_EXERCISE OBJECTIVE:_
Quote the entries in full, character for character, without their images.

Records from a collection of figures
-------
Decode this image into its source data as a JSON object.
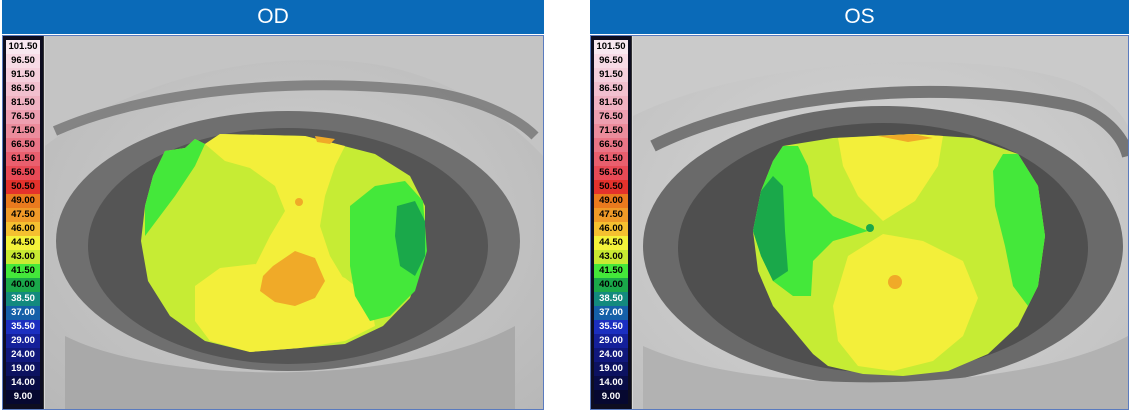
{
  "scale": [
    {
      "label": "101.50",
      "bg": "#f8e8f0",
      "fg": "#000000"
    },
    {
      "label": "96.50",
      "bg": "#f7dbe6",
      "fg": "#000000"
    },
    {
      "label": "91.50",
      "bg": "#f5cfdc",
      "fg": "#000000"
    },
    {
      "label": "86.50",
      "bg": "#f2c0cf",
      "fg": "#000000"
    },
    {
      "label": "81.50",
      "bg": "#f0b2c2",
      "fg": "#000000"
    },
    {
      "label": "76.50",
      "bg": "#ee9fb0",
      "fg": "#000000"
    },
    {
      "label": "71.50",
      "bg": "#ec8c9c",
      "fg": "#000000"
    },
    {
      "label": "66.50",
      "bg": "#ea7586",
      "fg": "#000000"
    },
    {
      "label": "61.50",
      "bg": "#e95f6e",
      "fg": "#000000"
    },
    {
      "label": "56.50",
      "bg": "#e84a56",
      "fg": "#000000"
    },
    {
      "label": "50.50",
      "bg": "#e4322c",
      "fg": "#000000"
    },
    {
      "label": "49.00",
      "bg": "#ea7a1e",
      "fg": "#000000"
    },
    {
      "label": "47.50",
      "bg": "#f09a28",
      "fg": "#000000"
    },
    {
      "label": "46.00",
      "bg": "#f5c030",
      "fg": "#000000"
    },
    {
      "label": "44.50",
      "bg": "#f4f23a",
      "fg": "#000000"
    },
    {
      "label": "43.00",
      "bg": "#c8ea32",
      "fg": "#000000"
    },
    {
      "label": "41.50",
      "bg": "#44e83a",
      "fg": "#000000"
    },
    {
      "label": "40.00",
      "bg": "#1aa84a",
      "fg": "#000000"
    },
    {
      "label": "38.50",
      "bg": "#138a7e",
      "fg": "#ffffff"
    },
    {
      "label": "37.00",
      "bg": "#1560a8",
      "fg": "#ffffff"
    },
    {
      "label": "35.50",
      "bg": "#1b2fc0",
      "fg": "#ffffff"
    },
    {
      "label": "29.00",
      "bg": "#14209a",
      "fg": "#ffffff"
    },
    {
      "label": "24.00",
      "bg": "#10187c",
      "fg": "#ffffff"
    },
    {
      "label": "19.00",
      "bg": "#0c1260",
      "fg": "#ffffff"
    },
    {
      "label": "14.00",
      "bg": "#080c46",
      "fg": "#ffffff"
    },
    {
      "label": "9.00",
      "bg": "#060830",
      "fg": "#ffffff"
    }
  ],
  "panels": {
    "od": {
      "title": "OD"
    },
    "os": {
      "title": "OS"
    }
  }
}
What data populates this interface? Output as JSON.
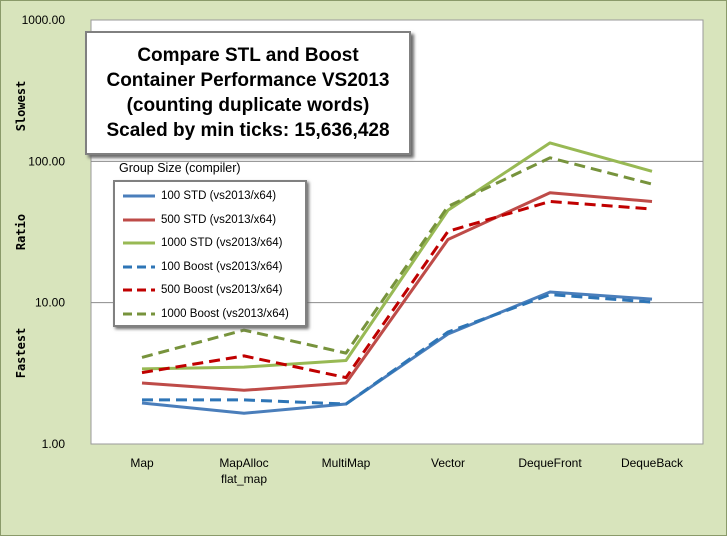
{
  "chart_data": {
    "type": "line",
    "title_lines": [
      "Compare STL and Boost",
      "Container Performance VS2013",
      "(counting duplicate words)",
      "Scaled by min ticks: 15,636,428"
    ],
    "categories": [
      "Map",
      "MapAlloc\nflat_map",
      "MultiMap",
      "Vector",
      "DequeFront",
      "DequeBack"
    ],
    "y_scale": "log",
    "ylim": [
      1,
      1000
    ],
    "y_ticks": [
      "1.00",
      "10.00",
      "100.00",
      "1000.00"
    ],
    "y_side_labels": {
      "top": "Slowest",
      "middle": "Ratio",
      "bottom": "Fastest"
    },
    "legend_title": "Group Size (compiler)",
    "legend_placement": "left",
    "grid": true,
    "series": [
      {
        "name": "100 STD (vs2013/x64)",
        "color": "#4a7ebb",
        "dash": false,
        "values": [
          1.95,
          1.65,
          1.92,
          6.0,
          11.9,
          10.6
        ]
      },
      {
        "name": "500 STD (vs2013/x64)",
        "color": "#be4b48",
        "dash": false,
        "values": [
          2.7,
          2.4,
          2.7,
          28,
          60,
          52
        ]
      },
      {
        "name": "1000 STD (vs2013/x64)",
        "color": "#98b954",
        "dash": false,
        "values": [
          3.4,
          3.5,
          3.9,
          45,
          135,
          85
        ]
      },
      {
        "name": "100 Boost (vs2013/x64)",
        "color": "#2e75b6",
        "dash": true,
        "values": [
          2.05,
          2.05,
          1.92,
          6.2,
          11.4,
          10.1
        ]
      },
      {
        "name": "500 Boost (vs2013/x64)",
        "color": "#c00000",
        "dash": true,
        "values": [
          3.2,
          4.2,
          2.95,
          32,
          52,
          46
        ]
      },
      {
        "name": "1000 Boost (vs2013/x64)",
        "color": "#77933c",
        "dash": true,
        "values": [
          4.1,
          6.4,
          4.4,
          48,
          106,
          69
        ]
      }
    ]
  }
}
-------
_REPLY:_
Decode this image into its source data as a JSON object.
{
  "scale": [
    {
      "label": "101.50",
      "bg": "#f8e8f0",
      "fg": "#000000"
    },
    {
      "label": "96.50",
      "bg": "#f7dbe6",
      "fg": "#000000"
    },
    {
      "label": "91.50",
      "bg": "#f5cfdc",
      "fg": "#000000"
    },
    {
      "label": "86.50",
      "bg": "#f2c0cf",
      "fg": "#000000"
    },
    {
      "label": "81.50",
      "bg": "#f0b2c2",
      "fg": "#000000"
    },
    {
      "label": "76.50",
      "bg": "#ee9fb0",
      "fg": "#000000"
    },
    {
      "label": "71.50",
      "bg": "#ec8c9c",
      "fg": "#000000"
    },
    {
      "label": "66.50",
      "bg": "#ea7586",
      "fg": "#000000"
    },
    {
      "label": "61.50",
      "bg": "#e95f6e",
      "fg": "#000000"
    },
    {
      "label": "56.50",
      "bg": "#e84a56",
      "fg": "#000000"
    },
    {
      "label": "50.50",
      "bg": "#e4322c",
      "fg": "#000000"
    },
    {
      "label": "49.00",
      "bg": "#ea7a1e",
      "fg": "#000000"
    },
    {
      "label": "47.50",
      "bg": "#f09a28",
      "fg": "#000000"
    },
    {
      "label": "46.00",
      "bg": "#f5c030",
      "fg": "#000000"
    },
    {
      "label": "44.50",
      "bg": "#f4f23a",
      "fg": "#000000"
    },
    {
      "label": "43.00",
      "bg": "#c8ea32",
      "fg": "#000000"
    },
    {
      "label": "41.50",
      "bg": "#44e83a",
      "fg": "#000000"
    },
    {
      "label": "40.00",
      "bg": "#1aa84a",
      "fg": "#000000"
    },
    {
      "label": "38.50",
      "bg": "#138a7e",
      "fg": "#ffffff"
    },
    {
      "label": "37.00",
      "bg": "#1560a8",
      "fg": "#ffffff"
    },
    {
      "label": "35.50",
      "bg": "#1b2fc0",
      "fg": "#ffffff"
    },
    {
      "label": "29.00",
      "bg": "#14209a",
      "fg": "#ffffff"
    },
    {
      "label": "24.00",
      "bg": "#10187c",
      "fg": "#ffffff"
    },
    {
      "label": "19.00",
      "bg": "#0c1260",
      "fg": "#ffffff"
    },
    {
      "label": "14.00",
      "bg": "#080c46",
      "fg": "#ffffff"
    },
    {
      "label": "9.00",
      "bg": "#060830",
      "fg": "#ffffff"
    }
  ],
  "panels": {
    "od": {
      "title": "OD"
    },
    "os": {
      "title": "OS"
    }
  }
}
What data populates this interface? Output as JSON.
{
  "chart_data": {
    "type": "line",
    "title_lines": [
      "Compare STL and Boost",
      "Container Performance VS2013",
      "(counting duplicate words)",
      "Scaled by min ticks: 15,636,428"
    ],
    "categories": [
      "Map",
      "MapAlloc\nflat_map",
      "MultiMap",
      "Vector",
      "DequeFront",
      "DequeBack"
    ],
    "y_scale": "log",
    "ylim": [
      1,
      1000
    ],
    "y_ticks": [
      "1.00",
      "10.00",
      "100.00",
      "1000.00"
    ],
    "y_side_labels": {
      "top": "Slowest",
      "middle": "Ratio",
      "bottom": "Fastest"
    },
    "legend_title": "Group Size (compiler)",
    "legend_placement": "left",
    "grid": true,
    "series": [
      {
        "name": "100 STD (vs2013/x64)",
        "color": "#4a7ebb",
        "dash": false,
        "values": [
          1.95,
          1.65,
          1.92,
          6.0,
          11.9,
          10.6
        ]
      },
      {
        "name": "500 STD (vs2013/x64)",
        "color": "#be4b48",
        "dash": false,
        "values": [
          2.7,
          2.4,
          2.7,
          28,
          60,
          52
        ]
      },
      {
        "name": "1000 STD (vs2013/x64)",
        "color": "#98b954",
        "dash": false,
        "values": [
          3.4,
          3.5,
          3.9,
          45,
          135,
          85
        ]
      },
      {
        "name": "100 Boost (vs2013/x64)",
        "color": "#2e75b6",
        "dash": true,
        "values": [
          2.05,
          2.05,
          1.92,
          6.2,
          11.4,
          10.1
        ]
      },
      {
        "name": "500 Boost (vs2013/x64)",
        "color": "#c00000",
        "dash": true,
        "values": [
          3.2,
          4.2,
          2.95,
          32,
          52,
          46
        ]
      },
      {
        "name": "1000 Boost (vs2013/x64)",
        "color": "#77933c",
        "dash": true,
        "values": [
          4.1,
          6.4,
          4.4,
          48,
          106,
          69
        ]
      }
    ]
  }
}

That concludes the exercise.